(Entries from a dataset)

::::

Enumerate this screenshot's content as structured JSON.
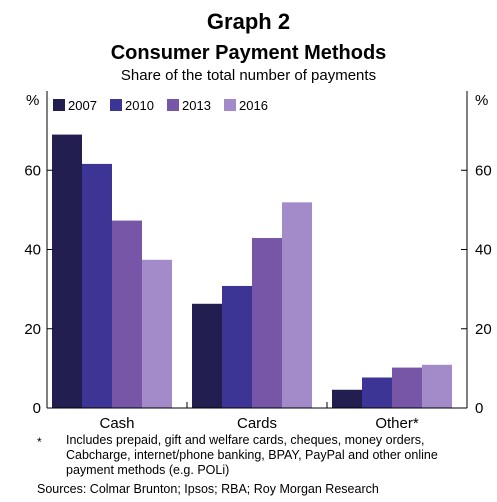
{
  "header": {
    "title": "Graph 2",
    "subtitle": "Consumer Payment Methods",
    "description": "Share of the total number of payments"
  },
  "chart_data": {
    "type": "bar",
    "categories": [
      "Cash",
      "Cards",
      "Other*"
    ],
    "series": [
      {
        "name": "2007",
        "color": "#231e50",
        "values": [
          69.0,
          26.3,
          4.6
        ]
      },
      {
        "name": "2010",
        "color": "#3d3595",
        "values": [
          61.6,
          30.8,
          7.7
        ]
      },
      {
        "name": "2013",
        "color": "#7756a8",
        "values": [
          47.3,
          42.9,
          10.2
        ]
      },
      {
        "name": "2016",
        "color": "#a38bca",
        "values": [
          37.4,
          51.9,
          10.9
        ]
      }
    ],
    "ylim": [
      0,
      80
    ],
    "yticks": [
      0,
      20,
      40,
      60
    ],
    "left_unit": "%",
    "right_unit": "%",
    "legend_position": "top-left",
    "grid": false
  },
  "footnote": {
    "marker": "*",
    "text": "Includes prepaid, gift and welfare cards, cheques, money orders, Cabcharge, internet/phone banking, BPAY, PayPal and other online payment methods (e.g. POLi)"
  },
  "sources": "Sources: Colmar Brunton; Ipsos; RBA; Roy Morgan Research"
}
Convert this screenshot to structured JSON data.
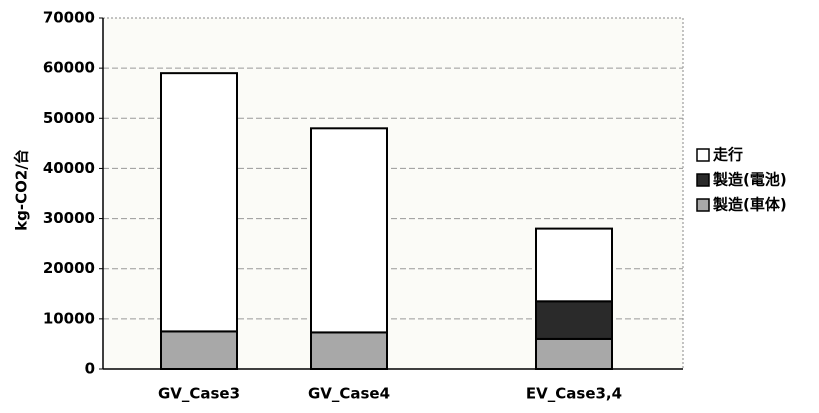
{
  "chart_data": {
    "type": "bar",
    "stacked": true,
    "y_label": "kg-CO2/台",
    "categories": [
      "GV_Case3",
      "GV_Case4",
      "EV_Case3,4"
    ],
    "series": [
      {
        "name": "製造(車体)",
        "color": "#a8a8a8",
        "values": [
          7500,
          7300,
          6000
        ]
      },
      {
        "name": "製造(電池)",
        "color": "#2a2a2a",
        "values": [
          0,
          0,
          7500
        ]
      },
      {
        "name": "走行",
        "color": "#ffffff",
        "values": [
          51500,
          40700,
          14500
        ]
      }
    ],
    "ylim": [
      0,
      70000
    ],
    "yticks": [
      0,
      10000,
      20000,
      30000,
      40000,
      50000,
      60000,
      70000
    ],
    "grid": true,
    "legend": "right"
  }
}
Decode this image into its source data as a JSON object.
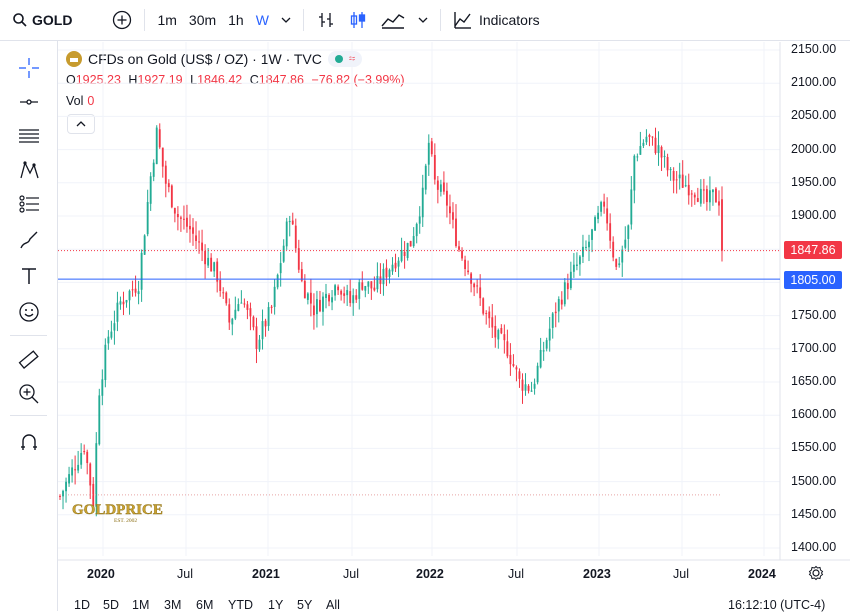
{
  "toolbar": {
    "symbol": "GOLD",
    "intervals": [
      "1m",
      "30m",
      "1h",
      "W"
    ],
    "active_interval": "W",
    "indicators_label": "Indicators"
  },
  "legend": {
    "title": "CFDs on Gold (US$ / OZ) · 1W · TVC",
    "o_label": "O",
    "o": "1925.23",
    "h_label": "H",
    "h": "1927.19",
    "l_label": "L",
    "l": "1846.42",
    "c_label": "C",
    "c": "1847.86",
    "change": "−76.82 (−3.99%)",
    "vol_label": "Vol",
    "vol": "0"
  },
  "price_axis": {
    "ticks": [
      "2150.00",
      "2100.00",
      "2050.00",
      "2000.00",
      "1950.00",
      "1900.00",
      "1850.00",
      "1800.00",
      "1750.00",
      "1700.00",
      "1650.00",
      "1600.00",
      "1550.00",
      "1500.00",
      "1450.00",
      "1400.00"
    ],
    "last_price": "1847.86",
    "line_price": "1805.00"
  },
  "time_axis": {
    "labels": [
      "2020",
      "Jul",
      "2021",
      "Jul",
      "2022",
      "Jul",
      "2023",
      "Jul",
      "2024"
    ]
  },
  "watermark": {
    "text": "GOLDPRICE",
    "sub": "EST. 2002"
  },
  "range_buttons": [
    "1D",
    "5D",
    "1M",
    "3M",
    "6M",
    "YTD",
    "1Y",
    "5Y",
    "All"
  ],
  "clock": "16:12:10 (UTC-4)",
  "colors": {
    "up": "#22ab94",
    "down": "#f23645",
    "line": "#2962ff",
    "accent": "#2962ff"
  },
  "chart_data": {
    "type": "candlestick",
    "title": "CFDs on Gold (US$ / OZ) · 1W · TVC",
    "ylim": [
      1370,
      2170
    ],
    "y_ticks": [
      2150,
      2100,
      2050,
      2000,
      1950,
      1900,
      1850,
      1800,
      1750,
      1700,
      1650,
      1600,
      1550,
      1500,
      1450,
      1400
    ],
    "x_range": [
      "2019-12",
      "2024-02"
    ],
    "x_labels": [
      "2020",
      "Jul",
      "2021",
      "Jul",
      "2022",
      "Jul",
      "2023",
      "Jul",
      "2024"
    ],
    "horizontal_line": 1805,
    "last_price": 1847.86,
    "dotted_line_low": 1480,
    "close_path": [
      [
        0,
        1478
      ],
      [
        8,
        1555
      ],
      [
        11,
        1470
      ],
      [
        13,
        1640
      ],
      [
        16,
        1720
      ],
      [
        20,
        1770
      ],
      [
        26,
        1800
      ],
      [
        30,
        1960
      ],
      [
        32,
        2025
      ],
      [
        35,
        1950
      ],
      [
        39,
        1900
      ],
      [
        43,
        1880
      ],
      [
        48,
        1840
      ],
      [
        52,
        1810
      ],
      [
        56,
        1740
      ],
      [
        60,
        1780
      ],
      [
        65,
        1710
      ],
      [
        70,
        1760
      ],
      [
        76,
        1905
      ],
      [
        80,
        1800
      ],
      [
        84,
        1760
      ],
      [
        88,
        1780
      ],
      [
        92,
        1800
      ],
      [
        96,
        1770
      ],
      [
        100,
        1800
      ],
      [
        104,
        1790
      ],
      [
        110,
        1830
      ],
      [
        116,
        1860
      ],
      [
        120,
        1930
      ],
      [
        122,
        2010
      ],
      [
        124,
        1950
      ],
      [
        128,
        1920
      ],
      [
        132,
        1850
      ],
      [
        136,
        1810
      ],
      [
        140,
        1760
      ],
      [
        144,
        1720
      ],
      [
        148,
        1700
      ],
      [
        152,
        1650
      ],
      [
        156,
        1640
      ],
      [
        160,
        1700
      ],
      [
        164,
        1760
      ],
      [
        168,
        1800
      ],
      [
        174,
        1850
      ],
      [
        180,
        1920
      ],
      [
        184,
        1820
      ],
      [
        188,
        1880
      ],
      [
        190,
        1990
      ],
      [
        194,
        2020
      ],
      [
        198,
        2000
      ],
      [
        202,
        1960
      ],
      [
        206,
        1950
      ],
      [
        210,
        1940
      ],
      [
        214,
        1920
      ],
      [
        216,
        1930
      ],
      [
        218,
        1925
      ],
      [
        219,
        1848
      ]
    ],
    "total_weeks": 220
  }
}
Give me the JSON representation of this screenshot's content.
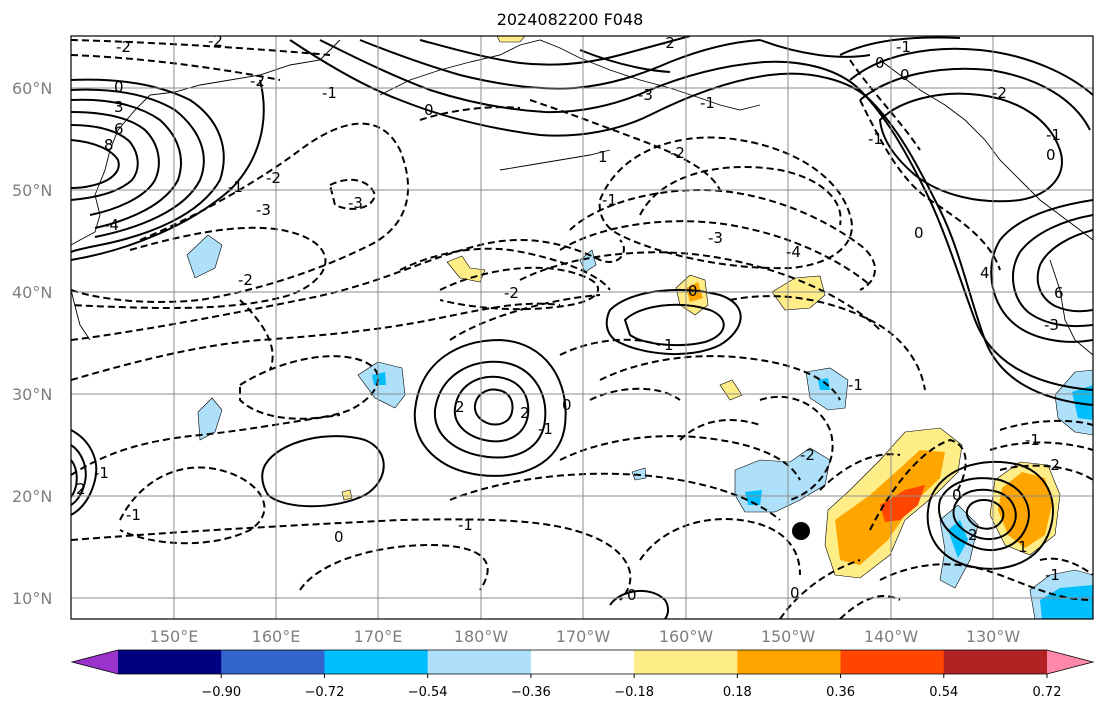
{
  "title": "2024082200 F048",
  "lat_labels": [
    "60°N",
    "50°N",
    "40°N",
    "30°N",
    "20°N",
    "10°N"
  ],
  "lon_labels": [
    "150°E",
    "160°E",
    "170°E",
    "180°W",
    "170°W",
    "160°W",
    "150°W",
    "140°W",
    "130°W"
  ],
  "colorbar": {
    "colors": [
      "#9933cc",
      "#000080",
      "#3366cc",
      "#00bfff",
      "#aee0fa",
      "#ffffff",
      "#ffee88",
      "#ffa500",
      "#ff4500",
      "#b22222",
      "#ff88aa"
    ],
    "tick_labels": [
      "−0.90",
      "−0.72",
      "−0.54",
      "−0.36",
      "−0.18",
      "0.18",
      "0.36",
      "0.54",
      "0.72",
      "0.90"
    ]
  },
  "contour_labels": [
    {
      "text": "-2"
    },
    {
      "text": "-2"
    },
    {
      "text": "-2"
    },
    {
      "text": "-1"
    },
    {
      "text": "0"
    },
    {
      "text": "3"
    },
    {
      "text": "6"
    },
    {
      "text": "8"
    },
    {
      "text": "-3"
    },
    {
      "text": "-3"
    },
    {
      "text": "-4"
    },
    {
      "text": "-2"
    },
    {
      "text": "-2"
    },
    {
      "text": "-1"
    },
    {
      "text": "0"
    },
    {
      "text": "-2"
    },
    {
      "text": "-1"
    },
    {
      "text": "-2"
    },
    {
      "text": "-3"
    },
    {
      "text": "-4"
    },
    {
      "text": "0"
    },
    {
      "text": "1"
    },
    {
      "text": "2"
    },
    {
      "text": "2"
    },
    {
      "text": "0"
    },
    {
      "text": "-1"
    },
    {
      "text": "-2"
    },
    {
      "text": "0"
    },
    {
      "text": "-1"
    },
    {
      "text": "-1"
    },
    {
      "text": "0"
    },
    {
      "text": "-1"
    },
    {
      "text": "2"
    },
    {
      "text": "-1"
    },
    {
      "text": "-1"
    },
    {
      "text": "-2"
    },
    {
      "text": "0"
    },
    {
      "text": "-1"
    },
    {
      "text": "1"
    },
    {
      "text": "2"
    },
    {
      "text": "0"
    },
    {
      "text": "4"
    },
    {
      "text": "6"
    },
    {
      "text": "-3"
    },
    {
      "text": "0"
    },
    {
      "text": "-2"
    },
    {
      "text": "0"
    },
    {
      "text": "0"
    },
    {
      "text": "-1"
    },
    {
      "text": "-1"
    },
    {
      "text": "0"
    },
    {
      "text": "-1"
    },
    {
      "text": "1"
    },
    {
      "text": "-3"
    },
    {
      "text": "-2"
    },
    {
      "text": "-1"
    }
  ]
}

::::

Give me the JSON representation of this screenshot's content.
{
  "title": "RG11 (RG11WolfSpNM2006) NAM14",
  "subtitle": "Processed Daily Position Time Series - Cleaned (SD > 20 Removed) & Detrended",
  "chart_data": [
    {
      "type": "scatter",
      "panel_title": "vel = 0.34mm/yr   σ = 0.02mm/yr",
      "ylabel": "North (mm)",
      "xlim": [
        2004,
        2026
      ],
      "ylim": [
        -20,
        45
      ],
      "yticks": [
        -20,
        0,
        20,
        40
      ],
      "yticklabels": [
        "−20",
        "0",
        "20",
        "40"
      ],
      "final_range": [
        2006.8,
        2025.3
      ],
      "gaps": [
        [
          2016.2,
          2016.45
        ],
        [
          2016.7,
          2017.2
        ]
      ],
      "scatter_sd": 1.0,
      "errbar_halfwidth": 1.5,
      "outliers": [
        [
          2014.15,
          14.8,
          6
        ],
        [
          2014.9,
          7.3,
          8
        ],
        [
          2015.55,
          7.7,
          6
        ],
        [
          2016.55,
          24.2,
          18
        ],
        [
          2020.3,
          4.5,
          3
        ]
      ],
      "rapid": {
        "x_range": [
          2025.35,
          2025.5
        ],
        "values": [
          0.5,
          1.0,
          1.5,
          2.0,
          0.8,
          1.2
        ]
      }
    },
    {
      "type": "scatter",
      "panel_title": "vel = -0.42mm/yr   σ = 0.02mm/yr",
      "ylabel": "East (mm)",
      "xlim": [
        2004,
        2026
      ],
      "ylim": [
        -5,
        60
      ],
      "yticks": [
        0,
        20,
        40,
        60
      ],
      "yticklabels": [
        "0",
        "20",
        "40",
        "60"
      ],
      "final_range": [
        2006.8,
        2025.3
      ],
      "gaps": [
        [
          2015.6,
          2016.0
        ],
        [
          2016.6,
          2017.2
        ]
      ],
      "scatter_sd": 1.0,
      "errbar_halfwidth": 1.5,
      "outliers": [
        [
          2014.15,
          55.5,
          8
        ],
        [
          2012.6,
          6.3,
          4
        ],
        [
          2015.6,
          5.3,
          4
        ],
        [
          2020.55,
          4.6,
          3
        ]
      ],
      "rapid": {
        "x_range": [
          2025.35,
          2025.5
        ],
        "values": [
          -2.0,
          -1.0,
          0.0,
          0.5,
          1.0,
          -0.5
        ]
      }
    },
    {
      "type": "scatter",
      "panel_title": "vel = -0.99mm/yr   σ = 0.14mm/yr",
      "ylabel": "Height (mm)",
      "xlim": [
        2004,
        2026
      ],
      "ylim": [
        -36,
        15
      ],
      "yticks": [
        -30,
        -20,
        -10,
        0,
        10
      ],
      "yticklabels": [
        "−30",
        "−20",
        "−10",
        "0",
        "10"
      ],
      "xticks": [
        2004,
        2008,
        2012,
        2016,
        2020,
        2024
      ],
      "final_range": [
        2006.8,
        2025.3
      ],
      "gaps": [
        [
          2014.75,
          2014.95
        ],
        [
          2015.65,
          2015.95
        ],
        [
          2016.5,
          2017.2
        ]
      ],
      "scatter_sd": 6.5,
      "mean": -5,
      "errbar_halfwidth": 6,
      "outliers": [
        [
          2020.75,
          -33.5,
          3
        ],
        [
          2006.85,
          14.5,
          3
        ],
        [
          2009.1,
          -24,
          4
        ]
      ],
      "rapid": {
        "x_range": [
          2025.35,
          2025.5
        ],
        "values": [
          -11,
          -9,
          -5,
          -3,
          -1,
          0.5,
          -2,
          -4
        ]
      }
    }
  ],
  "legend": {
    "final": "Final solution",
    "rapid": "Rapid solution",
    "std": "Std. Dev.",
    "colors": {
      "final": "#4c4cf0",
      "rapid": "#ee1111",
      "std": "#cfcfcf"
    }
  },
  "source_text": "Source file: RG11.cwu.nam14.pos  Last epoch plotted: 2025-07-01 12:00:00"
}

::::

• [WORK INSTRUCTIONS]:
Say how many lines above hold the word "name", giving only the count.

• [COMPLETED TASK]:
7